→ Description of the task: Every entry must be given again exactly.

(Figure collection entries)
◆ ◆ ◆ ◆
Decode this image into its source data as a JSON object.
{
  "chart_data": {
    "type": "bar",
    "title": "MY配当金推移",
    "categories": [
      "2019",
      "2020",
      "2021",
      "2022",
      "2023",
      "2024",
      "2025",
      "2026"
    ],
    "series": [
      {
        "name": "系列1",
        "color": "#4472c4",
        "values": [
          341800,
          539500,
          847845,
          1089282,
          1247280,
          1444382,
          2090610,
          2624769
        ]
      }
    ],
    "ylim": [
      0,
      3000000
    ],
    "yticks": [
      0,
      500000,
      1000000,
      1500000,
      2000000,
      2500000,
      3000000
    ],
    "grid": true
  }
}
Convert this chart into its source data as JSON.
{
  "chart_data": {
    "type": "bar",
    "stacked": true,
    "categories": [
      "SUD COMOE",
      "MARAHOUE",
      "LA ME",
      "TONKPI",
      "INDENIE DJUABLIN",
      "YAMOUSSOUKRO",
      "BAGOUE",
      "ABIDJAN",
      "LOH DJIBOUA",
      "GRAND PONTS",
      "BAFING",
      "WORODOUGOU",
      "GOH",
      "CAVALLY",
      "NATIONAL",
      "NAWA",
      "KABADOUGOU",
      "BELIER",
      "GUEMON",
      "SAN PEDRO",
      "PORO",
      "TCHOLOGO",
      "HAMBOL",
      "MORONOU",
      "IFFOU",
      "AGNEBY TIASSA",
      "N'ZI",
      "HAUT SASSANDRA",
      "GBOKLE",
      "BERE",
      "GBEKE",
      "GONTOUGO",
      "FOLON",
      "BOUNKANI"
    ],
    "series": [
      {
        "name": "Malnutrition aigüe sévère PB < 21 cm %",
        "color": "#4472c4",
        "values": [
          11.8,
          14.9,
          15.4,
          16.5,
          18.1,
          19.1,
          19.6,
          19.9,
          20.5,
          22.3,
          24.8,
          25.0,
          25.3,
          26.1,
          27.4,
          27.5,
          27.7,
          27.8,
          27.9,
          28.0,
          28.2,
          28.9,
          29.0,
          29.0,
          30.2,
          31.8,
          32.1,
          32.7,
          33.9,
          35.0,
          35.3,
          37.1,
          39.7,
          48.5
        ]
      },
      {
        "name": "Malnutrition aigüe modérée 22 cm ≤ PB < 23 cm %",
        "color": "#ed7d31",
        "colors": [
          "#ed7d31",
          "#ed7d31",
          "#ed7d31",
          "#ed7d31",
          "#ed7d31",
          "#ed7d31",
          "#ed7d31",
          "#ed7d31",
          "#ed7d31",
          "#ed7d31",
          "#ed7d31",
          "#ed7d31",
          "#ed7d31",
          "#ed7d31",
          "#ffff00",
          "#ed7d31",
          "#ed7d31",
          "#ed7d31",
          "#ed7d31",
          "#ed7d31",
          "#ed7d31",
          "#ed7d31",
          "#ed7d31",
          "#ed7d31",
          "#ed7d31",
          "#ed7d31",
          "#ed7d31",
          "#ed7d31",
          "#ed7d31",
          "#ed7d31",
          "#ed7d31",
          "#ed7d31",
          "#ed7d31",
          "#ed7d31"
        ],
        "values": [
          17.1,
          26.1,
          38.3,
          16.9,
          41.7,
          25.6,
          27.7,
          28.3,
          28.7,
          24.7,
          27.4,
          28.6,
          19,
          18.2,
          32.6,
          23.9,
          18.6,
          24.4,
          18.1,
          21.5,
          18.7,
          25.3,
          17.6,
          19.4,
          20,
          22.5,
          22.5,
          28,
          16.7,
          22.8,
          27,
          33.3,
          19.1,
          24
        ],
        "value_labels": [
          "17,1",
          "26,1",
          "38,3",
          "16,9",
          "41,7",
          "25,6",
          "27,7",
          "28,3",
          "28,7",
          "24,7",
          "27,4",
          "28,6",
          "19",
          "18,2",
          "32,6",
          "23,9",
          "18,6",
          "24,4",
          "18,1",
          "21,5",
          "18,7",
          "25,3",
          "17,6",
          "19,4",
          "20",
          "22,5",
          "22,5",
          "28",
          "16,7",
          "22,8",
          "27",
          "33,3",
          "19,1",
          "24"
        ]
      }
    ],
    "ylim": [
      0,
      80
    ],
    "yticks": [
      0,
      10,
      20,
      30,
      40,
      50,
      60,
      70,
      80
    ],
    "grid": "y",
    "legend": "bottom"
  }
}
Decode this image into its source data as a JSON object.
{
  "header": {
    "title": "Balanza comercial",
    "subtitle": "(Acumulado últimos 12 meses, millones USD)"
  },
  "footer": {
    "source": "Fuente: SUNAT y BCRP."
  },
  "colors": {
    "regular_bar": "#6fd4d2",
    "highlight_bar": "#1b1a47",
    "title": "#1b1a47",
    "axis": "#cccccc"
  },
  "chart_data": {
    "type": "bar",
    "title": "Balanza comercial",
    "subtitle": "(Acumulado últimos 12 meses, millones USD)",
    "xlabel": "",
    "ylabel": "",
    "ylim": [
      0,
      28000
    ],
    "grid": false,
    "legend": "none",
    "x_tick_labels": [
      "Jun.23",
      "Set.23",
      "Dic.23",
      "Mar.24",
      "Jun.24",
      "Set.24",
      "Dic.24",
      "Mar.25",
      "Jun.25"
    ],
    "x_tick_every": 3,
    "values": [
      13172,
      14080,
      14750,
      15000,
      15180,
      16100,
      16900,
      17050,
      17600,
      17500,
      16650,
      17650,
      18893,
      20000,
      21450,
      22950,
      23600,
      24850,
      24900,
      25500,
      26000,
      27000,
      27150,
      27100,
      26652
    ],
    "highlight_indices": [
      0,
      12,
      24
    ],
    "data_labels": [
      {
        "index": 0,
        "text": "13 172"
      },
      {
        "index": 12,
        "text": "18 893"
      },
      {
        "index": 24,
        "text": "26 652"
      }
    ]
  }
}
◆ ◆ ◆ ◆
→ Answer to the problem:
Decode this image into its source data as a JSON object.
{
  "chart_data": {
    "type": "bar",
    "title": "MY配当金推移",
    "categories": [
      "2019",
      "2020",
      "2021",
      "2022",
      "2023",
      "2024",
      "2025",
      "2026"
    ],
    "series": [
      {
        "name": "系列1",
        "color": "#4472c4",
        "values": [
          341800,
          539500,
          847845,
          1089282,
          1247280,
          1444382,
          2090610,
          2624769
        ]
      }
    ],
    "ylim": [
      0,
      3000000
    ],
    "yticks": [
      0,
      500000,
      1000000,
      1500000,
      2000000,
      2500000,
      3000000
    ],
    "grid": true
  }
}
Convert this chart into its source data as JSON.
{
  "chart_data": {
    "type": "bar",
    "stacked": true,
    "categories": [
      "SUD COMOE",
      "MARAHOUE",
      "LA ME",
      "TONKPI",
      "INDENIE DJUABLIN",
      "YAMOUSSOUKRO",
      "BAGOUE",
      "ABIDJAN",
      "LOH DJIBOUA",
      "GRAND PONTS",
      "BAFING",
      "WORODOUGOU",
      "GOH",
      "CAVALLY",
      "NATIONAL",
      "NAWA",
      "KABADOUGOU",
      "BELIER",
      "GUEMON",
      "SAN PEDRO",
      "PORO",
      "TCHOLOGO",
      "HAMBOL",
      "MORONOU",
      "IFFOU",
      "AGNEBY TIASSA",
      "N'ZI",
      "HAUT SASSANDRA",
      "GBOKLE",
      "BERE",
      "GBEKE",
      "GONTOUGO",
      "FOLON",
      "BOUNKANI"
    ],
    "series": [
      {
        "name": "Malnutrition aigüe sévère PB < 21 cm %",
        "color": "#4472c4",
        "values": [
          11.8,
          14.9,
          15.4,
          16.5,
          18.1,
          19.1,
          19.6,
          19.9,
          20.5,
          22.3,
          24.8,
          25.0,
          25.3,
          26.1,
          27.4,
          27.5,
          27.7,
          27.8,
          27.9,
          28.0,
          28.2,
          28.9,
          29.0,
          29.0,
          30.2,
          31.8,
          32.1,
          32.7,
          33.9,
          35.0,
          35.3,
          37.1,
          39.7,
          48.5
        ]
      },
      {
        "name": "Malnutrition aigüe modérée 22 cm ≤ PB < 23 cm %",
        "color": "#ed7d31",
        "colors": [
          "#ed7d31",
          "#ed7d31",
          "#ed7d31",
          "#ed7d31",
          "#ed7d31",
          "#ed7d31",
          "#ed7d31",
          "#ed7d31",
          "#ed7d31",
          "#ed7d31",
          "#ed7d31",
          "#ed7d31",
          "#ed7d31",
          "#ed7d31",
          "#ffff00",
          "#ed7d31",
          "#ed7d31",
          "#ed7d31",
          "#ed7d31",
          "#ed7d31",
          "#ed7d31",
          "#ed7d31",
          "#ed7d31",
          "#ed7d31",
          "#ed7d31",
          "#ed7d31",
          "#ed7d31",
          "#ed7d31",
          "#ed7d31",
          "#ed7d31",
          "#ed7d31",
          "#ed7d31",
          "#ed7d31",
          "#ed7d31"
        ],
        "values": [
          17.1,
          26.1,
          38.3,
          16.9,
          41.7,
          25.6,
          27.7,
          28.3,
          28.7,
          24.7,
          27.4,
          28.6,
          19,
          18.2,
          32.6,
          23.9,
          18.6,
          24.4,
          18.1,
          21.5,
          18.7,
          25.3,
          17.6,
          19.4,
          20,
          22.5,
          22.5,
          28,
          16.7,
          22.8,
          27,
          33.3,
          19.1,
          24
        ],
        "value_labels": [
          "17,1",
          "26,1",
          "38,3",
          "16,9",
          "41,7",
          "25,6",
          "27,7",
          "28,3",
          "28,7",
          "24,7",
          "27,4",
          "28,6",
          "19",
          "18,2",
          "32,6",
          "23,9",
          "18,6",
          "24,4",
          "18,1",
          "21,5",
          "18,7",
          "25,3",
          "17,6",
          "19,4",
          "20",
          "22,5",
          "22,5",
          "28",
          "16,7",
          "22,8",
          "27",
          "33,3",
          "19,1",
          "24"
        ]
      }
    ],
    "ylim": [
      0,
      80
    ],
    "yticks": [
      0,
      10,
      20,
      30,
      40,
      50,
      60,
      70,
      80
    ],
    "grid": "y",
    "legend": "bottom"
  }
}
Decode this image into its source data as a JSON object.
{
  "header": {
    "title": "Balanza comercial",
    "subtitle": "(Acumulado últimos 12 meses, millones USD)"
  },
  "footer": {
    "source": "Fuente: SUNAT y BCRP."
  },
  "colors": {
    "regular_bar": "#6fd4d2",
    "highlight_bar": "#1b1a47",
    "title": "#1b1a47",
    "axis": "#cccccc"
  },
  "chart_data": {
    "type": "bar",
    "title": "Balanza comercial",
    "subtitle": "(Acumulado últimos 12 meses, millones USD)",
    "xlabel": "",
    "ylabel": "",
    "ylim": [
      0,
      28000
    ],
    "grid": false,
    "legend": "none",
    "x_tick_labels": [
      "Jun.23",
      "Set.23",
      "Dic.23",
      "Mar.24",
      "Jun.24",
      "Set.24",
      "Dic.24",
      "Mar.25",
      "Jun.25"
    ],
    "x_tick_every": 3,
    "values": [
      13172,
      14080,
      14750,
      15000,
      15180,
      16100,
      16900,
      17050,
      17600,
      17500,
      16650,
      17650,
      18893,
      20000,
      21450,
      22950,
      23600,
      24850,
      24900,
      25500,
      26000,
      27000,
      27150,
      27100,
      26652
    ],
    "highlight_indices": [
      0,
      12,
      24
    ],
    "data_labels": [
      {
        "index": 0,
        "text": "13 172"
      },
      {
        "index": 12,
        "text": "18 893"
      },
      {
        "index": 24,
        "text": "26 652"
      }
    ]
  }
}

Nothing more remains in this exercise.